Copy the entries below exactly. Images do not belong in the copy.

**********

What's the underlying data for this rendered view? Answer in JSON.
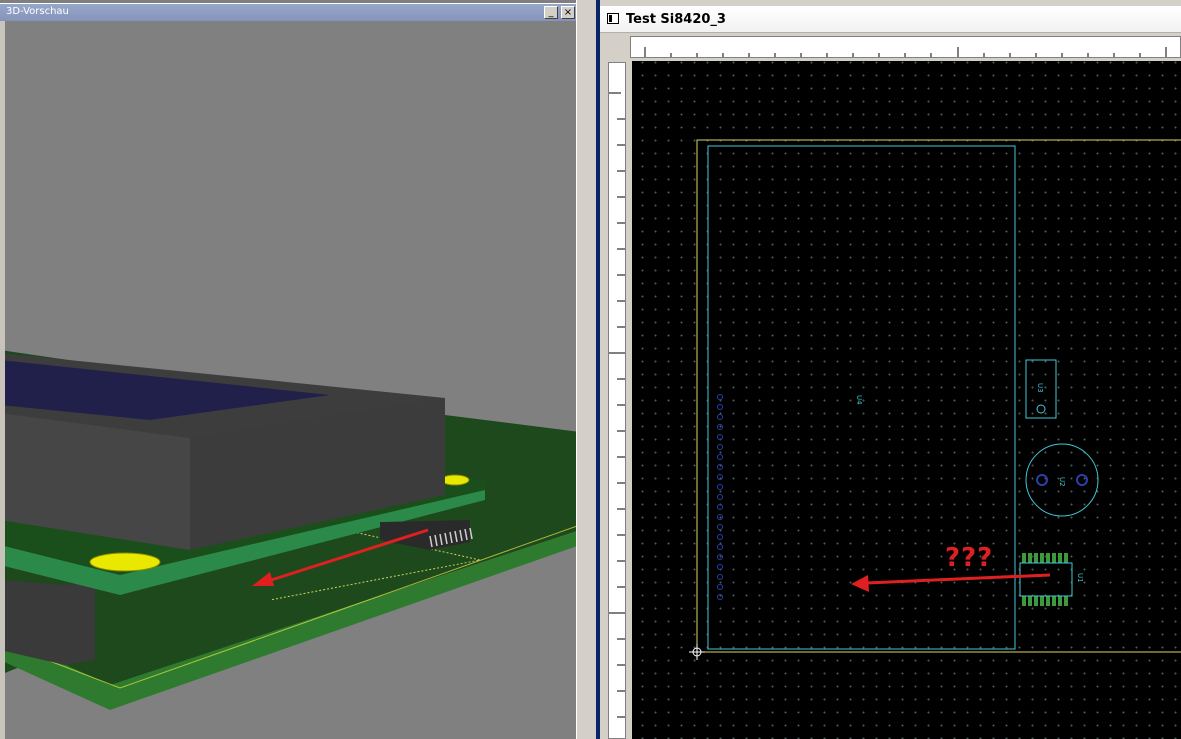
{
  "preview_window": {
    "title": "3D-Vorschau",
    "minimize_glyph": "_",
    "close_glyph": "×"
  },
  "pcb_window": {
    "title": "Test Si8420_3",
    "components": {
      "u4": "U4",
      "u3": "U3",
      "u2": "U2",
      "u1": "U1"
    },
    "annotation": "???"
  },
  "colors": {
    "annotation_red": "#e02020",
    "board_outline": "#d8d860",
    "component_outline": "#40c8d8",
    "pad_green": "#3c9a3c",
    "pcb_green": "#1f4f1f",
    "silk_yellow": "#e8e840"
  },
  "icons": {
    "window_system": "window-icon",
    "minimize": "minimize-icon",
    "close": "close-icon",
    "origin": "crosshair-icon",
    "arrow": "arrow-icon"
  }
}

**********

COMPLETED EXERCISE —
What's the underlying data for this rendered view? Answer in JSON.
{
  "preview_window": {
    "title": "3D-Vorschau",
    "minimize_glyph": "_",
    "close_glyph": "×"
  },
  "pcb_window": {
    "title": "Test Si8420_3",
    "components": {
      "u4": "U4",
      "u3": "U3",
      "u2": "U2",
      "u1": "U1"
    },
    "annotation": "???"
  },
  "colors": {
    "annotation_red": "#e02020",
    "board_outline": "#d8d860",
    "component_outline": "#40c8d8",
    "pad_green": "#3c9a3c",
    "pcb_green": "#1f4f1f",
    "silk_yellow": "#e8e840"
  },
  "icons": {
    "window_system": "window-icon",
    "minimize": "minimize-icon",
    "close": "close-icon",
    "origin": "crosshair-icon",
    "arrow": "arrow-icon"
  }
}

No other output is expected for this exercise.